Compile every line that includes the word "Baseline".

____________

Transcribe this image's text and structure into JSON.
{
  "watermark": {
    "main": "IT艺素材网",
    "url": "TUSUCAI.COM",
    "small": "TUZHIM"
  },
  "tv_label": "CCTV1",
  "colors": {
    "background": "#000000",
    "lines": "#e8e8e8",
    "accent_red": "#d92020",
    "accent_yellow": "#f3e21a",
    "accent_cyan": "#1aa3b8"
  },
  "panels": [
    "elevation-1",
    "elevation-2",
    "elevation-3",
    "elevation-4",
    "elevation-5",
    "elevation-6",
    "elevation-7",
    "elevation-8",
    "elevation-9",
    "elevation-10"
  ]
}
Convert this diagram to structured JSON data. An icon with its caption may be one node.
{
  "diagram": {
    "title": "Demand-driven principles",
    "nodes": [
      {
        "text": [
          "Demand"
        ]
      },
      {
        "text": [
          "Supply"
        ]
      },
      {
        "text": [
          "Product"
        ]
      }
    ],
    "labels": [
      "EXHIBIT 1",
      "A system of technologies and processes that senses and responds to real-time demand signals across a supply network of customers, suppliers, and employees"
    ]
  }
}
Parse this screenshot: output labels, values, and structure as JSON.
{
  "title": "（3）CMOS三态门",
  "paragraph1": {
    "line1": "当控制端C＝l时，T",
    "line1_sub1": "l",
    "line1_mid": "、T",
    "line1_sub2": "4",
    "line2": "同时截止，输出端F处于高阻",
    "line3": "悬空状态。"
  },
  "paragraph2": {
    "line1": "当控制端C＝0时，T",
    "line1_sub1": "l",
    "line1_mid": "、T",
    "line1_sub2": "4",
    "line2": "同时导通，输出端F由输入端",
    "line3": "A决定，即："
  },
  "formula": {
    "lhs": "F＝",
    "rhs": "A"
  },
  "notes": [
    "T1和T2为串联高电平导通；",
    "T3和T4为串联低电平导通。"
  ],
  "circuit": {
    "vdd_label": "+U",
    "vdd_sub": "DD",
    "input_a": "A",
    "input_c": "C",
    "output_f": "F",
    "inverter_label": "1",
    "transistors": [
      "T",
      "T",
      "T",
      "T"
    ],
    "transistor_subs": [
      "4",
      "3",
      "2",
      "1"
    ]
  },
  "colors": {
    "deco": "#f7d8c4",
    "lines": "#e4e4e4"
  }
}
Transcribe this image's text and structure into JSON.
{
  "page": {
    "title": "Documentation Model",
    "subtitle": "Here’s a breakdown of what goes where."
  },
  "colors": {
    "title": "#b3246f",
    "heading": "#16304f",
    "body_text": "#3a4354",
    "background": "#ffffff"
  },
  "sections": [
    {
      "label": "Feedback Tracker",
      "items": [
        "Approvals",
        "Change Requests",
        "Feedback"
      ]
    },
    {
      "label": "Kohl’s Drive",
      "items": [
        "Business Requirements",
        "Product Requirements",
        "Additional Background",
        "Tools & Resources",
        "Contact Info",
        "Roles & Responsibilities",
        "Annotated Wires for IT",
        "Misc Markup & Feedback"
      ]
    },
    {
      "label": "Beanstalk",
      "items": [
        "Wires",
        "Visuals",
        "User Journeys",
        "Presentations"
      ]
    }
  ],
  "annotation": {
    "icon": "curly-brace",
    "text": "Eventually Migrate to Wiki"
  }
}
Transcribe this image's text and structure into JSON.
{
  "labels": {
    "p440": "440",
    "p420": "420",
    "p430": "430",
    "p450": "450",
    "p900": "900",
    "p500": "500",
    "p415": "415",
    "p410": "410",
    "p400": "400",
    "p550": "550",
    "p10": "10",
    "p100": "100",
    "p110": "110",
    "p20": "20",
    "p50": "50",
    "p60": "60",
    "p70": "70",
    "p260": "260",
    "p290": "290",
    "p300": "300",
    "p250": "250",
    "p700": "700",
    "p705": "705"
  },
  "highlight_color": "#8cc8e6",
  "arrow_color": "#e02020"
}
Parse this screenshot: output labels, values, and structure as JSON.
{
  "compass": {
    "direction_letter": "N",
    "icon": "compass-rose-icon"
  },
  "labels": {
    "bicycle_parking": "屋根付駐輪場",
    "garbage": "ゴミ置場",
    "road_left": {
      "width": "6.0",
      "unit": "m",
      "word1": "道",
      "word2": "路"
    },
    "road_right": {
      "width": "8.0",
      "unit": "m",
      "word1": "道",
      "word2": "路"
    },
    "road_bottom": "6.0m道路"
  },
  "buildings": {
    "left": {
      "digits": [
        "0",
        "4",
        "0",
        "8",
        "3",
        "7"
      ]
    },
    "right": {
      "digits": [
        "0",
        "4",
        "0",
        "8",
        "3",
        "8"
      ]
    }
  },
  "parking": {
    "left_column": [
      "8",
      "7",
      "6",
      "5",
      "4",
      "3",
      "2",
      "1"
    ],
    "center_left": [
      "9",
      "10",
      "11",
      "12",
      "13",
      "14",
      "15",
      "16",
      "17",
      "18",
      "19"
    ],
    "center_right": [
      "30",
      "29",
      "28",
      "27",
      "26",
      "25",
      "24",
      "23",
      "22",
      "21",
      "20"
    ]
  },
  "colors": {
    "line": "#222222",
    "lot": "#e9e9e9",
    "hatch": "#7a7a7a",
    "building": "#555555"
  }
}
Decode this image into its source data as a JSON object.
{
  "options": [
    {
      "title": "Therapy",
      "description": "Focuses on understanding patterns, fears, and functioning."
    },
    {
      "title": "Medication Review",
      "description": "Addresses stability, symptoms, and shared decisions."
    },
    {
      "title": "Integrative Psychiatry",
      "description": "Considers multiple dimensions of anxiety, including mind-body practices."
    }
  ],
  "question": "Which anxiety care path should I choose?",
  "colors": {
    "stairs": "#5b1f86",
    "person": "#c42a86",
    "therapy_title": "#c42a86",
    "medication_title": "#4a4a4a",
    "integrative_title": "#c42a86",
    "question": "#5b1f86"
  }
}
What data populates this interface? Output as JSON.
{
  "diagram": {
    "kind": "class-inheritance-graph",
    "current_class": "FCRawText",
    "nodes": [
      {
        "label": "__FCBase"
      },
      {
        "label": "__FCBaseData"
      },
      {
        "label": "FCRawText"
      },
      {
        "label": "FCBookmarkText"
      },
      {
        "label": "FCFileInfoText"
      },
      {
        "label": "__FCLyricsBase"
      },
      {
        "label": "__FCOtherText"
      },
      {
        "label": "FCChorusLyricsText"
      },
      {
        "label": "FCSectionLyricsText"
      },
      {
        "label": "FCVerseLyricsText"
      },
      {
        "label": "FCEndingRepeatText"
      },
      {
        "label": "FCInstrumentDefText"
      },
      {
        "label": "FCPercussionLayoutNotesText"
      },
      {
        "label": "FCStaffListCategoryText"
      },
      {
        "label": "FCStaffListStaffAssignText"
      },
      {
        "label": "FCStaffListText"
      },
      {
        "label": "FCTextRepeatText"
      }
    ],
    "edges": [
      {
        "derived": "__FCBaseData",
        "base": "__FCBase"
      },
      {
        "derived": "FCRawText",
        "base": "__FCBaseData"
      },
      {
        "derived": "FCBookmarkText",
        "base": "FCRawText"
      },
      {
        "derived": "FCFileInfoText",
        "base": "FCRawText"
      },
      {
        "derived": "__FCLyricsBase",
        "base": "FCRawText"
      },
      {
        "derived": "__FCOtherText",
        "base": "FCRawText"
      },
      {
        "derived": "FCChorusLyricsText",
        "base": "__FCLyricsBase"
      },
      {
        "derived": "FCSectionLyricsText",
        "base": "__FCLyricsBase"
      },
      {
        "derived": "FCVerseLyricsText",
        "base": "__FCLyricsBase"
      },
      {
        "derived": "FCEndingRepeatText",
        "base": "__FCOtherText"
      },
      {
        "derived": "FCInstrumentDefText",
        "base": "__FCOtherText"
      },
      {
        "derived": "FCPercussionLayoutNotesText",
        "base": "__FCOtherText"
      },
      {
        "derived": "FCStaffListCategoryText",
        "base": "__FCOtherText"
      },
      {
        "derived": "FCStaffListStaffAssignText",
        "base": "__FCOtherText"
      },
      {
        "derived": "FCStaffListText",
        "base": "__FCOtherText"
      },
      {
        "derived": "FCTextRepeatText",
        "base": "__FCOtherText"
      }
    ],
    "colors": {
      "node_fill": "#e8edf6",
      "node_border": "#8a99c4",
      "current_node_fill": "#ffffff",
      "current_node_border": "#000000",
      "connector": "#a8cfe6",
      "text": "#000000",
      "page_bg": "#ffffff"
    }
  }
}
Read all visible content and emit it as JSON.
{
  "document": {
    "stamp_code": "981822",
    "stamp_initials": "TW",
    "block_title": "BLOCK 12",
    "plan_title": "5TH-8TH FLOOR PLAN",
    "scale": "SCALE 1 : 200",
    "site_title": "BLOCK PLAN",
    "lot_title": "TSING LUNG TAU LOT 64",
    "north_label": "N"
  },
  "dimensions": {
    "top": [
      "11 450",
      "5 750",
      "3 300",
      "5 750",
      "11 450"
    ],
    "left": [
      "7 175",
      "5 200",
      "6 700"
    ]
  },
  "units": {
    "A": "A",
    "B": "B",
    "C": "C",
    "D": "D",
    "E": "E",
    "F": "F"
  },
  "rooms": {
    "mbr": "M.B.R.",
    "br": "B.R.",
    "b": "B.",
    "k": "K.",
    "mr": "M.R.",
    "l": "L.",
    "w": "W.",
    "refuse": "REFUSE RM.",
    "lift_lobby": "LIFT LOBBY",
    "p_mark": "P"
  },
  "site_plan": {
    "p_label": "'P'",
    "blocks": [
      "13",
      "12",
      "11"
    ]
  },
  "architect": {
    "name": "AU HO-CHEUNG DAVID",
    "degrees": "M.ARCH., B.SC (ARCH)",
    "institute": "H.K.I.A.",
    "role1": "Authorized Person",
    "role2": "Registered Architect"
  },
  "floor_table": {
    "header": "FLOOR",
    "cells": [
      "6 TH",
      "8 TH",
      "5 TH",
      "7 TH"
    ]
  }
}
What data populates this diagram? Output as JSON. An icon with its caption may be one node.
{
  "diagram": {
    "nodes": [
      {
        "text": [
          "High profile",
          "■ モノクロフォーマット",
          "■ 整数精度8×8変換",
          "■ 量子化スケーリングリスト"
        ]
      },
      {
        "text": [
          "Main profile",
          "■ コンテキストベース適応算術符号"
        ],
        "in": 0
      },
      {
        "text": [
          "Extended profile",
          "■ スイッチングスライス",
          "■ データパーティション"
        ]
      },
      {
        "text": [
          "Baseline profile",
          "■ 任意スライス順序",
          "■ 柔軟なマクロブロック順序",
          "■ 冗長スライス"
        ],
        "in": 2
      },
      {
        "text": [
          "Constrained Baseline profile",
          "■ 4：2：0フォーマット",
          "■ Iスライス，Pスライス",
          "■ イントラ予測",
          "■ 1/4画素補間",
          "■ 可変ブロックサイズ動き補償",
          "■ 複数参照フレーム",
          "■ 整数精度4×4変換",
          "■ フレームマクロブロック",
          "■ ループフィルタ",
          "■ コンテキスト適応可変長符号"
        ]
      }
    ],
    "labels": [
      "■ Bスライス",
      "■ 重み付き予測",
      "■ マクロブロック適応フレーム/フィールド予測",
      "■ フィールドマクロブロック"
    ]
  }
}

____________

* Expected output *
          "Baseline profile",
          "Constrained Baseline profile",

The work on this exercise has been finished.